# WHAT NEEDS TO BE DONE
Select from the records below every line that has the word "Phil" in it.

# Saved data entries
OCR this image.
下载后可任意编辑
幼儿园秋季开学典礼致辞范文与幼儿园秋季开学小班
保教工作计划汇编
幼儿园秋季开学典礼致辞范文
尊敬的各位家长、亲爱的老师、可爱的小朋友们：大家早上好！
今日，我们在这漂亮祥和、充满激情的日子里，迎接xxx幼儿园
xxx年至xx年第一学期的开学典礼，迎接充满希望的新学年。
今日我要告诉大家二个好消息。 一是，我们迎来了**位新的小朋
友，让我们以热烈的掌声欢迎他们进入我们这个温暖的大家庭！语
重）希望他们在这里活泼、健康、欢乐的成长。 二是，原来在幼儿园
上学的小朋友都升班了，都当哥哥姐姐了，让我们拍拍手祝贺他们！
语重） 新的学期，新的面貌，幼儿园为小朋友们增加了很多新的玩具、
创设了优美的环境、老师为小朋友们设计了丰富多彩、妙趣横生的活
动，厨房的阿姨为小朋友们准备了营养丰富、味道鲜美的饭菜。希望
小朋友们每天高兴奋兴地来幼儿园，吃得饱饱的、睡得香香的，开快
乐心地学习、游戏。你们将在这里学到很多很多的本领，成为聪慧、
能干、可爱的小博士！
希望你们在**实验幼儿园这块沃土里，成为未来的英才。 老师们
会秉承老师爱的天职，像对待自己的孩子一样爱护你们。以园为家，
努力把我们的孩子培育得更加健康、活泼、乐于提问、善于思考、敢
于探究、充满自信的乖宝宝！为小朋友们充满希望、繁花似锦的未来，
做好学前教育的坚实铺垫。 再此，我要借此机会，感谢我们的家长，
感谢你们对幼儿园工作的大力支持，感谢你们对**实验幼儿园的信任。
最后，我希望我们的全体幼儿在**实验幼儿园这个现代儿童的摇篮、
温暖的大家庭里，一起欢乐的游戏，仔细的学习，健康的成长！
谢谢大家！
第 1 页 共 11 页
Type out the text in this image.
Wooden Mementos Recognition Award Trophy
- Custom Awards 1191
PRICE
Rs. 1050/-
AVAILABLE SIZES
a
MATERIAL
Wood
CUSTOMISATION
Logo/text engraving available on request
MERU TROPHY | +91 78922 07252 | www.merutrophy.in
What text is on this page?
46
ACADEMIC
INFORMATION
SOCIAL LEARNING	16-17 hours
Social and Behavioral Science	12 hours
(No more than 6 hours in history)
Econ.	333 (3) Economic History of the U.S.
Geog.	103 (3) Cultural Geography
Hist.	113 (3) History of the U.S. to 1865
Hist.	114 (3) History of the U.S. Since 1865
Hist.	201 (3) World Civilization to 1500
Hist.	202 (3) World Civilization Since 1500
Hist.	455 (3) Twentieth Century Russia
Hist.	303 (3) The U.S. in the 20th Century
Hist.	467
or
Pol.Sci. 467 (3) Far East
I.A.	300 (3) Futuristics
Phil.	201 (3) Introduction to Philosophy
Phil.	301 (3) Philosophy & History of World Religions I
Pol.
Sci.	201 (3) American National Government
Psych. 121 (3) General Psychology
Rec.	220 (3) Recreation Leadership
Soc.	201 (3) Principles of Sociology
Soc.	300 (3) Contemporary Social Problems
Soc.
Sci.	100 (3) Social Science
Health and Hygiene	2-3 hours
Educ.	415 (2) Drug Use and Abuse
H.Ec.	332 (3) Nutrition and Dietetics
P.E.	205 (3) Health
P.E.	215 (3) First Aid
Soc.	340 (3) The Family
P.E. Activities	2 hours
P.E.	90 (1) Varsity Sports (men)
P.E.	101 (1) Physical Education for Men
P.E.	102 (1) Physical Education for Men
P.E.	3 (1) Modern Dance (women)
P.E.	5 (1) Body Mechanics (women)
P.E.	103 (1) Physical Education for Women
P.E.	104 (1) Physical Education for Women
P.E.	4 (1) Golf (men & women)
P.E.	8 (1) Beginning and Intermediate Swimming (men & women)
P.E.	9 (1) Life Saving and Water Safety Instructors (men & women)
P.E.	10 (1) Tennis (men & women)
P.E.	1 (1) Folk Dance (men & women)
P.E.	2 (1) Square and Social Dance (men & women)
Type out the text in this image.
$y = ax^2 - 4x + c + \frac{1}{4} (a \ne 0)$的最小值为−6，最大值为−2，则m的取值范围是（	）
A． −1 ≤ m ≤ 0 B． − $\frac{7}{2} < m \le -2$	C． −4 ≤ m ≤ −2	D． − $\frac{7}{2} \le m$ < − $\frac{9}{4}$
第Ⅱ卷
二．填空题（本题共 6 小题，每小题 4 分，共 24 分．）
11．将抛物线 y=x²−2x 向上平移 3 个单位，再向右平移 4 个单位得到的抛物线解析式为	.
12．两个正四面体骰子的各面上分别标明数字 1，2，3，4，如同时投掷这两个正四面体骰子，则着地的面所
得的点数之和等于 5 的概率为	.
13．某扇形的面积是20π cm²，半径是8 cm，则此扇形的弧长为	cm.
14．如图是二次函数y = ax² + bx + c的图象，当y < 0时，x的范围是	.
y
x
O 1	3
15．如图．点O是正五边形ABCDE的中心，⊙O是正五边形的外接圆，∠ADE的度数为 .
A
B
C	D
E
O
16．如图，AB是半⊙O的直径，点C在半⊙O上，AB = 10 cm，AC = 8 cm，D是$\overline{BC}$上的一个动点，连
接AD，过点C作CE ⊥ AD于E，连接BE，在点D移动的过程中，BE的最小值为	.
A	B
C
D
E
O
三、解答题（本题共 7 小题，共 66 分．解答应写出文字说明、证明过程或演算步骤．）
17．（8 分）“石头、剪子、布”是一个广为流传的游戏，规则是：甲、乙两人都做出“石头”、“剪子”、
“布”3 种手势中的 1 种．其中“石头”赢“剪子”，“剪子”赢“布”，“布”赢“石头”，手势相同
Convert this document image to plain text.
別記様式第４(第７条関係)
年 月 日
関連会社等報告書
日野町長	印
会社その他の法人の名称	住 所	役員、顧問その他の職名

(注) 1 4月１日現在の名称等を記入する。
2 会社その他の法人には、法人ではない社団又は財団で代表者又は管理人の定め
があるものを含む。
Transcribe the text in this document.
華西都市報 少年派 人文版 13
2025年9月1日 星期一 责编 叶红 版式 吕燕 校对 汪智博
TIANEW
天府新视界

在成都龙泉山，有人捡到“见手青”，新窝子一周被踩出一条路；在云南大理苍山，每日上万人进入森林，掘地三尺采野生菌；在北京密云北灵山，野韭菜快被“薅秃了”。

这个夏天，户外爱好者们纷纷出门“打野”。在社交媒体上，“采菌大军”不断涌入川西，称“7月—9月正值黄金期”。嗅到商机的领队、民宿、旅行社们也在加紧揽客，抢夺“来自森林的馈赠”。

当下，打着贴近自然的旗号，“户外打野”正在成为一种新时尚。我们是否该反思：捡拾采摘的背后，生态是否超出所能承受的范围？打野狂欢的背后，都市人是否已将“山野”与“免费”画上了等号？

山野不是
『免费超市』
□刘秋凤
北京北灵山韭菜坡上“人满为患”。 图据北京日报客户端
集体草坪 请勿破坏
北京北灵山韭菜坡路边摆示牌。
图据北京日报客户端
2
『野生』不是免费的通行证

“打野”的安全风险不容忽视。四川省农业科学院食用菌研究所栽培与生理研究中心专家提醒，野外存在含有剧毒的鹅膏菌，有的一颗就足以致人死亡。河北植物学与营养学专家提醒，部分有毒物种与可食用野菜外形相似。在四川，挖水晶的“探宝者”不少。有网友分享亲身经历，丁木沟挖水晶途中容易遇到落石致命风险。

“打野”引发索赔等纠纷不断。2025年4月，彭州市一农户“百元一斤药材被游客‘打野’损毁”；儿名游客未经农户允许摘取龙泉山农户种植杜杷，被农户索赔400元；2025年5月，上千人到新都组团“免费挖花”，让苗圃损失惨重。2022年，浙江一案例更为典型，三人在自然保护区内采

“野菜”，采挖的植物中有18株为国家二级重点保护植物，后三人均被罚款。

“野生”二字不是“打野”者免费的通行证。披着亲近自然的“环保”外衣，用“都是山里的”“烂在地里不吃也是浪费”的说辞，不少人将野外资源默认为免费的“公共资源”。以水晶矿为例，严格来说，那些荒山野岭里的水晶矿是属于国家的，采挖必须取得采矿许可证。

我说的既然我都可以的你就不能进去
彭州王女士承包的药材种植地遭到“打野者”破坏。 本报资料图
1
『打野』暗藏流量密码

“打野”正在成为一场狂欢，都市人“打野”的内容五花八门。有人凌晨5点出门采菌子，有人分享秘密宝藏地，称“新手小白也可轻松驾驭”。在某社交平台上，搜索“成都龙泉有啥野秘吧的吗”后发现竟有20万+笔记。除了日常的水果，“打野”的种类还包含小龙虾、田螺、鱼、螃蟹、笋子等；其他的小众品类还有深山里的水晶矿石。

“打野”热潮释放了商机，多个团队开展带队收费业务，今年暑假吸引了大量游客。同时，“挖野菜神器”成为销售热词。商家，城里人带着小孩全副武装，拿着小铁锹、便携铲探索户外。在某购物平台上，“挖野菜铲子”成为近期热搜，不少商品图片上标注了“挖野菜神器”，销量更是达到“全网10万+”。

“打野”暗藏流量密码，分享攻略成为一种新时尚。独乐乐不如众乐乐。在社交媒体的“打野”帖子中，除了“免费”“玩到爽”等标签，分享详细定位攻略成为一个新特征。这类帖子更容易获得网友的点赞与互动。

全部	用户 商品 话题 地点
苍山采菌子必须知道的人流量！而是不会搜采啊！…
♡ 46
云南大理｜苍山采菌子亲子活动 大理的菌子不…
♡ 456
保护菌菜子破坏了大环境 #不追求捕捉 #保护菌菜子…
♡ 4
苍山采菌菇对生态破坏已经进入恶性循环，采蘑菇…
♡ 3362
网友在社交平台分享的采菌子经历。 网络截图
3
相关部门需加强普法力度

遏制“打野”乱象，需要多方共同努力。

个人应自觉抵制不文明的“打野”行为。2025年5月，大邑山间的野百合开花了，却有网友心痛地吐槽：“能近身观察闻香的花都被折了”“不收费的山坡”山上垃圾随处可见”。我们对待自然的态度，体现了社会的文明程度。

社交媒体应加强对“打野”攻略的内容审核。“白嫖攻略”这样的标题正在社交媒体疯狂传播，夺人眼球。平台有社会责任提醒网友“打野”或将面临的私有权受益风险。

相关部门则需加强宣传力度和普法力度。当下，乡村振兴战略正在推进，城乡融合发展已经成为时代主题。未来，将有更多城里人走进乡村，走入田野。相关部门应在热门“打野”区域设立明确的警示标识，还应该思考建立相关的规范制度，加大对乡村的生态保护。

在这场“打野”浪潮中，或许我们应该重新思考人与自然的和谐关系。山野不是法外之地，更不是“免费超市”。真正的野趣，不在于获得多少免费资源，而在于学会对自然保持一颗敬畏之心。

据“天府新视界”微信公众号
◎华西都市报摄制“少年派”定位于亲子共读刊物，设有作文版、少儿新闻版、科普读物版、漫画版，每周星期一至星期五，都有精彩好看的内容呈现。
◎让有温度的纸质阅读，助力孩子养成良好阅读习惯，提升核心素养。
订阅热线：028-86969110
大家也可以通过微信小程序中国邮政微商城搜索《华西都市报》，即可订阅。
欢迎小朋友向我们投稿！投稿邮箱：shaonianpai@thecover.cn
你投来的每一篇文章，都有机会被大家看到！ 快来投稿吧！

# EXERCISE RESPONSE
Phil.	201 (3) Introduction to Philosophy
Phil.	301 (3) Philosophy & History of World Religions I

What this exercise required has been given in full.